◆ **REQUIREMENT**
Look through the lines below and extract any with the word "Butler".

##### ROWS #####

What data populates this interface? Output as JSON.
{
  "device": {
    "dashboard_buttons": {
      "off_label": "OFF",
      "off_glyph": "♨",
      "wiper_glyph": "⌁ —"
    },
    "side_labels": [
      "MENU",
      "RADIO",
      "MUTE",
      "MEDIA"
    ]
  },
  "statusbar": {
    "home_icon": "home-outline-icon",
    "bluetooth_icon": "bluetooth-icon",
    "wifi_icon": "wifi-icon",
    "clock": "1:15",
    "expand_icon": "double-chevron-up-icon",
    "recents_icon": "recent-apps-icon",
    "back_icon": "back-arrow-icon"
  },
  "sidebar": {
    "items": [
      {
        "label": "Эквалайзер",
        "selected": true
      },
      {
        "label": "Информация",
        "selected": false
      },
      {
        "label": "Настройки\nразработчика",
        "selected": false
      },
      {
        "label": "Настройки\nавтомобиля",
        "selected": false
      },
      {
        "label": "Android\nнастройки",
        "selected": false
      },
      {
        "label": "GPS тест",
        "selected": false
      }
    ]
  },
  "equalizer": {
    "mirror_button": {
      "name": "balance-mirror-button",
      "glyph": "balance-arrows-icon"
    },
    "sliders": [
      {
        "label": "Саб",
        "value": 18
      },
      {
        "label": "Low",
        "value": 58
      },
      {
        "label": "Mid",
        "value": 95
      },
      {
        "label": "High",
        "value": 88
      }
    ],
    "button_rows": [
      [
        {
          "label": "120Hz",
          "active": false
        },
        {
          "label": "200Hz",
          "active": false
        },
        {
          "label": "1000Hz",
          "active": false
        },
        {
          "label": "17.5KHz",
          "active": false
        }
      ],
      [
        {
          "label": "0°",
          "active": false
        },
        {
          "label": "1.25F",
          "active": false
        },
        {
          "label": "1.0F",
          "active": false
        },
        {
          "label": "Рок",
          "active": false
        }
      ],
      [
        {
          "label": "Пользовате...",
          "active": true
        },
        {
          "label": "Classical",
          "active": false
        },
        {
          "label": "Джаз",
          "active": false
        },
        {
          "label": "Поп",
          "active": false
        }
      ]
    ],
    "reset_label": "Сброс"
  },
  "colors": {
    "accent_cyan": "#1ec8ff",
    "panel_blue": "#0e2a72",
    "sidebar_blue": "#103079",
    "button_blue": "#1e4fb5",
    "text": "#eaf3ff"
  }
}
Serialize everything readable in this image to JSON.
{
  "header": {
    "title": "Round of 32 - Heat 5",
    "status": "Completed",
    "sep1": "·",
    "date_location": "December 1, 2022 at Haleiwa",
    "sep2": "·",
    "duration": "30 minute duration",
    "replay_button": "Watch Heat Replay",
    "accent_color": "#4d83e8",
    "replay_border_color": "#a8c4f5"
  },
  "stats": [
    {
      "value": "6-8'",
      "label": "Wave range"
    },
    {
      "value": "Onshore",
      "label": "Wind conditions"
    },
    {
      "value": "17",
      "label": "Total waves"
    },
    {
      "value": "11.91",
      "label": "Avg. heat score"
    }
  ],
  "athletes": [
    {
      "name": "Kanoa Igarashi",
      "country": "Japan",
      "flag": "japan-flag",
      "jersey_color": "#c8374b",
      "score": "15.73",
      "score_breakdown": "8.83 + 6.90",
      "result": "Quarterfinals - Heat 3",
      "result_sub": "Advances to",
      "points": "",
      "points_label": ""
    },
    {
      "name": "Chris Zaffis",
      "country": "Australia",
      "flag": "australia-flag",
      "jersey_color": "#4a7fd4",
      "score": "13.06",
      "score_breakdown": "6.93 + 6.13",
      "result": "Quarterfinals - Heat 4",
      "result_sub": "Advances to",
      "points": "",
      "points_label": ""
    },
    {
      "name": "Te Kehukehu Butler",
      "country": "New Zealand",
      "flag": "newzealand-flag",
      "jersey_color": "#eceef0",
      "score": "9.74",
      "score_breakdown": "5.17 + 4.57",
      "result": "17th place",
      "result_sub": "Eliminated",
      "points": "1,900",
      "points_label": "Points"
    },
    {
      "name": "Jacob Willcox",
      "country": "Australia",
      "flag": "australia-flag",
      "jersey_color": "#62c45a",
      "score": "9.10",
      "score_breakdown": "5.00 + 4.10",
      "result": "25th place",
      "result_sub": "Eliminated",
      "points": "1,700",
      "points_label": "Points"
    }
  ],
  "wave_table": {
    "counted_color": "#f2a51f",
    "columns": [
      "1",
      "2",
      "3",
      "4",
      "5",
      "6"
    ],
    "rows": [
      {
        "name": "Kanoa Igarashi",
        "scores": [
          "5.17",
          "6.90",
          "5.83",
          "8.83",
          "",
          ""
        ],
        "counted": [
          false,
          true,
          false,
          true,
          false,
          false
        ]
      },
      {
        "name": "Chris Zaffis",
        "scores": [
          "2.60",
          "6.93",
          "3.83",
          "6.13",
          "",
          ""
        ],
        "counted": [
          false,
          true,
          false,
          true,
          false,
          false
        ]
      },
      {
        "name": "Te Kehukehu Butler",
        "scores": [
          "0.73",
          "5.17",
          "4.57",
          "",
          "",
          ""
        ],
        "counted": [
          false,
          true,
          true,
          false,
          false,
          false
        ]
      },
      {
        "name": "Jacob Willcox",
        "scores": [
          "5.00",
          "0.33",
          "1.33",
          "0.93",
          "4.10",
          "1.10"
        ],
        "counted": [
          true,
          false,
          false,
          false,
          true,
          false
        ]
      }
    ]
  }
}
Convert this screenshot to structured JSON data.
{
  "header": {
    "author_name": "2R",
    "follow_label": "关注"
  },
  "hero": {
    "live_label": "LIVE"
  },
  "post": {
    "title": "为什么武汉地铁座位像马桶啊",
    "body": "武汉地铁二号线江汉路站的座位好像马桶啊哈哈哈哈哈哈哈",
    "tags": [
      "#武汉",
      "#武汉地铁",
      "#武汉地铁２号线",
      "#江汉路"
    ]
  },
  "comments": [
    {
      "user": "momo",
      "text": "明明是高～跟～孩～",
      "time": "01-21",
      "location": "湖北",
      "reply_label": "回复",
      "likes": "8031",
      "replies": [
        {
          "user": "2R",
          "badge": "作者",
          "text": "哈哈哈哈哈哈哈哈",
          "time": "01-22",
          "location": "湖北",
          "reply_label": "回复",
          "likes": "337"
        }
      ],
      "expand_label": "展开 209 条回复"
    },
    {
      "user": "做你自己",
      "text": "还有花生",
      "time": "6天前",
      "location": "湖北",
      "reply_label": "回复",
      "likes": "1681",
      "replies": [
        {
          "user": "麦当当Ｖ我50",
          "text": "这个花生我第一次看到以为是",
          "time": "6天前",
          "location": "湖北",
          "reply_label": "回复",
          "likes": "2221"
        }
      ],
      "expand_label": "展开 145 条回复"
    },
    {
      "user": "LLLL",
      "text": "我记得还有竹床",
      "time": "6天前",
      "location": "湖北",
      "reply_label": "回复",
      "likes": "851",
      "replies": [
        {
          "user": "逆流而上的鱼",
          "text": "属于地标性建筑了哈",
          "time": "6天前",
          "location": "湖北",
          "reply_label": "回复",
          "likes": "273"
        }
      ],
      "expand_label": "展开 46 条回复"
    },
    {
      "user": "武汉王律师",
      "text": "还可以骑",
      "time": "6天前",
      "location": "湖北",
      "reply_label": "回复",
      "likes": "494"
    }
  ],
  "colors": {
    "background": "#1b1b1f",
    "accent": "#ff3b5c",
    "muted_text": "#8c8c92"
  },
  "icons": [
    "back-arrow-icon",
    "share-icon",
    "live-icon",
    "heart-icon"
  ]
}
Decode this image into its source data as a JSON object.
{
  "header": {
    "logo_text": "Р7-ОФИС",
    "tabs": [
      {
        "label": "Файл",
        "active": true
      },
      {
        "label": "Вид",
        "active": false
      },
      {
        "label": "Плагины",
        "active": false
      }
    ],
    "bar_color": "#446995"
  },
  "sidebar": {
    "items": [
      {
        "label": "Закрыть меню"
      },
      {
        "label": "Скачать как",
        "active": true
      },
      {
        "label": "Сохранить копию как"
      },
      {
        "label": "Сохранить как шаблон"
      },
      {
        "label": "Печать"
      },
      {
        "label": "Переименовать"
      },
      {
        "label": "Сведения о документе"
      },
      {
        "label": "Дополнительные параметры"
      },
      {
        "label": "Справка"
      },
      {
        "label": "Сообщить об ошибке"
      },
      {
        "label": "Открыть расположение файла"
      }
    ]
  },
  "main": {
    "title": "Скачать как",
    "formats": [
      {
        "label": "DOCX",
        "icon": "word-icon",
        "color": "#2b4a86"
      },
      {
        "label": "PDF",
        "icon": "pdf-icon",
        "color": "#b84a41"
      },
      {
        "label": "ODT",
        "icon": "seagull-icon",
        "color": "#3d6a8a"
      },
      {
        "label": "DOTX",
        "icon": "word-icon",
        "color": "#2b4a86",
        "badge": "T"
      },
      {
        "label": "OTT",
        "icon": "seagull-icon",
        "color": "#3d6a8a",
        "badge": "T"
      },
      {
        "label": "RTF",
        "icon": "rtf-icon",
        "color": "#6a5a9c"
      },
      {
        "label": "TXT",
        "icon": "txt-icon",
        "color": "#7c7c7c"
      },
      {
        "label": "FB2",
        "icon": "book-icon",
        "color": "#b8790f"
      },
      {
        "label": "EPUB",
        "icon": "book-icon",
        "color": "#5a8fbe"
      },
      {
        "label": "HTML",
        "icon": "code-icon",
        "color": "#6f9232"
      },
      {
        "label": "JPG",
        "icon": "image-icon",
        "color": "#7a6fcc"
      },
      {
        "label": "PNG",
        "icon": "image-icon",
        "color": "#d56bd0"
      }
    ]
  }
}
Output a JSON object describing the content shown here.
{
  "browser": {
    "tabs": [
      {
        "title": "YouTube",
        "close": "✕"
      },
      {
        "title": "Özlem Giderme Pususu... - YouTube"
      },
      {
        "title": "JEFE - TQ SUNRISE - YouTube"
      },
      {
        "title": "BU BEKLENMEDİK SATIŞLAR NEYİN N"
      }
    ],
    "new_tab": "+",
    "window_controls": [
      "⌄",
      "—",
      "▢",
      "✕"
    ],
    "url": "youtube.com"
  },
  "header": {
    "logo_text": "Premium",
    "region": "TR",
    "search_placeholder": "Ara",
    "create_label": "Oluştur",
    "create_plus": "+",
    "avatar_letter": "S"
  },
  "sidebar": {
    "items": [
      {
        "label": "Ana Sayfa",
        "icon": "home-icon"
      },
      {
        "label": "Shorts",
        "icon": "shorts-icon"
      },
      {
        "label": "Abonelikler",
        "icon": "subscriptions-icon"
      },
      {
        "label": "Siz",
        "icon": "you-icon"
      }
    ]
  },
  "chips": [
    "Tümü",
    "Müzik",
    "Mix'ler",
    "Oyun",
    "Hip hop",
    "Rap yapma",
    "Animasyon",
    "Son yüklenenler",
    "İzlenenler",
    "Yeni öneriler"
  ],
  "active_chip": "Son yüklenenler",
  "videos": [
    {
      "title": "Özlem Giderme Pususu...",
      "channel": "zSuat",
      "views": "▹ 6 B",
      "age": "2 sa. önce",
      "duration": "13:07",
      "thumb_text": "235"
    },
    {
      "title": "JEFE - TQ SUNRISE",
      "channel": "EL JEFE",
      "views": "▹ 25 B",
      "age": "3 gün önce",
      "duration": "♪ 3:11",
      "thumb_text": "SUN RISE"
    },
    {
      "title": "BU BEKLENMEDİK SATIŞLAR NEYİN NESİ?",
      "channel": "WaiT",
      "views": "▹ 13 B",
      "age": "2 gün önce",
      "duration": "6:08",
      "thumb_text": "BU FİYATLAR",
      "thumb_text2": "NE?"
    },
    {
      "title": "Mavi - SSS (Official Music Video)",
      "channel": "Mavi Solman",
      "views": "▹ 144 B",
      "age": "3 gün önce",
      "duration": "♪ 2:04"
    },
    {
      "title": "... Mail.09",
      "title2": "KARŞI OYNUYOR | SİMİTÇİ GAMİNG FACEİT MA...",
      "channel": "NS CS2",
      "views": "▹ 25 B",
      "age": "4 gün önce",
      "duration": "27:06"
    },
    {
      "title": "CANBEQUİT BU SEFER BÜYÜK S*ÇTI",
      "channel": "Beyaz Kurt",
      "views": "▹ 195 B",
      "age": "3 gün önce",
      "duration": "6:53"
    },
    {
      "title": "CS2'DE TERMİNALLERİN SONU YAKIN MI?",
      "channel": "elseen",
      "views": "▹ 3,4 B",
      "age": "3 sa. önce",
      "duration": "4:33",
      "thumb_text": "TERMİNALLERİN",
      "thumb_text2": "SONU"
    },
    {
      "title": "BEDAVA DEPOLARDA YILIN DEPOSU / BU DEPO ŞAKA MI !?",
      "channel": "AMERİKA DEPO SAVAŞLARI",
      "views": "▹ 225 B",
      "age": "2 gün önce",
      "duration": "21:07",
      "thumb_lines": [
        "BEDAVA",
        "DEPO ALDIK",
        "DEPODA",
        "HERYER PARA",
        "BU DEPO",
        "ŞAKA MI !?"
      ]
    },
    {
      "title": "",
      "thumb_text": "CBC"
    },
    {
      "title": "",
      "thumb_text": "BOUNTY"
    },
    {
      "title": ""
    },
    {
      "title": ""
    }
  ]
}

#####

◆ **SOLUTION**
      "name": "Te Kehukehu Butler",
        "name": "Te Kehukehu Butler",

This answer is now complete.